## What this task involves
Print the listing below exactly.

## Material provided
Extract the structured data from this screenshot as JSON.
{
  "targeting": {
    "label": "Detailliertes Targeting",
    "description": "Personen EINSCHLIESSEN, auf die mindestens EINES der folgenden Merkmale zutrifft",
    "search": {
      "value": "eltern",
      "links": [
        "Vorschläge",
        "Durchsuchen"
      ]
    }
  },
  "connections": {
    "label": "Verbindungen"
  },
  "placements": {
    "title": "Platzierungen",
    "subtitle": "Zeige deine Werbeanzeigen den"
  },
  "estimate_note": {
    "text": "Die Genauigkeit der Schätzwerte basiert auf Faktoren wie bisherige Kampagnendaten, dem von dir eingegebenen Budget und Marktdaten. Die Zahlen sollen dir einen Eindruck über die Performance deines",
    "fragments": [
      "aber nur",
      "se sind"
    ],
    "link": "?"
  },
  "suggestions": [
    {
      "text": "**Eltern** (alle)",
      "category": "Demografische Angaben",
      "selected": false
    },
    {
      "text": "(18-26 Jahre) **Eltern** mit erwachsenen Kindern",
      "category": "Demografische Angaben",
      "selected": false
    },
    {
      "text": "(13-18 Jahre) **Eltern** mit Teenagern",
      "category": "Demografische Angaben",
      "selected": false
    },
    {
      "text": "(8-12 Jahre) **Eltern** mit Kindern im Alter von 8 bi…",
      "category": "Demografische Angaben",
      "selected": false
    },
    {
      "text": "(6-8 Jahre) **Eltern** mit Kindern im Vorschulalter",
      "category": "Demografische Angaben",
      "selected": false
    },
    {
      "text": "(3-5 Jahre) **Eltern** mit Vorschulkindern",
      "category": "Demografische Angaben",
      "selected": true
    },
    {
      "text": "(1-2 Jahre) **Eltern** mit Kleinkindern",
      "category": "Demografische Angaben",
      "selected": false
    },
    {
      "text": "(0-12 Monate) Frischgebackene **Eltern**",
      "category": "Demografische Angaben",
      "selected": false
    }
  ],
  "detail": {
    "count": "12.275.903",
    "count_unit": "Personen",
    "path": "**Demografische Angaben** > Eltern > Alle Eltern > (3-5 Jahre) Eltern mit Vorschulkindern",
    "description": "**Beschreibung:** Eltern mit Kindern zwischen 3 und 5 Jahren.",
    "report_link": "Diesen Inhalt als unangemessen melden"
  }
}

## Finished answer
Extract the structured data from this screenshot as JSON.
{
  "targeting": {
    "label": "Detailliertes Targeting",
    "description": "Personen EINSCHLIESSEN, auf die mindestens EINES der folgenden Merkmale zutrifft",
    "search": {
      "value": "eltern",
      "links": [
        "Vorschläge",
        "Durchsuchen"
      ]
    }
  },
  "connections": {
    "label": "Verbindungen"
  },
  "placements": {
    "title": "Platzierungen",
    "subtitle": "Zeige deine Werbeanzeigen den"
  },
  "estimate_note": {
    "text": "Die Genauigkeit der Schätzwerte basiert auf Faktoren wie bisherige Kampagnendaten, dem von dir eingegebenen Budget und Marktdaten. Die Zahlen sollen dir einen Eindruck über die Performance deines",
    "fragments": [
      "aber nur",
      "se sind"
    ],
    "link": "?"
  },
  "suggestions": [
    {
      "text": "**Eltern** (alle)",
      "category": "Demografische Angaben",
      "selected": false
    },
    {
      "text": "(18-26 Jahre) **Eltern** mit erwachsenen Kindern",
      "category": "Demografische Angaben",
      "selected": false
    },
    {
      "text": "(13-18 Jahre) **Eltern** mit Teenagern",
      "category": "Demografische Angaben",
      "selected": false
    },
    {
      "text": "(8-12 Jahre) **Eltern** mit Kindern im Alter von 8 bi…",
      "category": "Demografische Angaben",
      "selected": false
    },
    {
      "text": "(6-8 Jahre) **Eltern** mit Kindern im Vorschulalter",
      "category": "Demografische Angaben",
      "selected": false
    },
    {
      "text": "(3-5 Jahre) **Eltern** mit Vorschulkindern",
      "category": "Demografische Angaben",
      "selected": true
    },
    {
      "text": "(1-2 Jahre) **Eltern** mit Kleinkindern",
      "category": "Demografische Angaben",
      "selected": false
    },
    {
      "text": "(0-12 Monate) Frischgebackene **Eltern**",
      "category": "Demografische Angaben",
      "selected": false
    }
  ],
  "detail": {
    "count": "12.275.903",
    "count_unit": "Personen",
    "path": "**Demografische Angaben** > Eltern > Alle Eltern > (3-5 Jahre) Eltern mit Vorschulkindern",
    "description": "**Beschreibung:** Eltern mit Kindern zwischen 3 und 5 Jahren.",
    "report_link": "Diesen Inhalt als unangemessen melden"
  }
}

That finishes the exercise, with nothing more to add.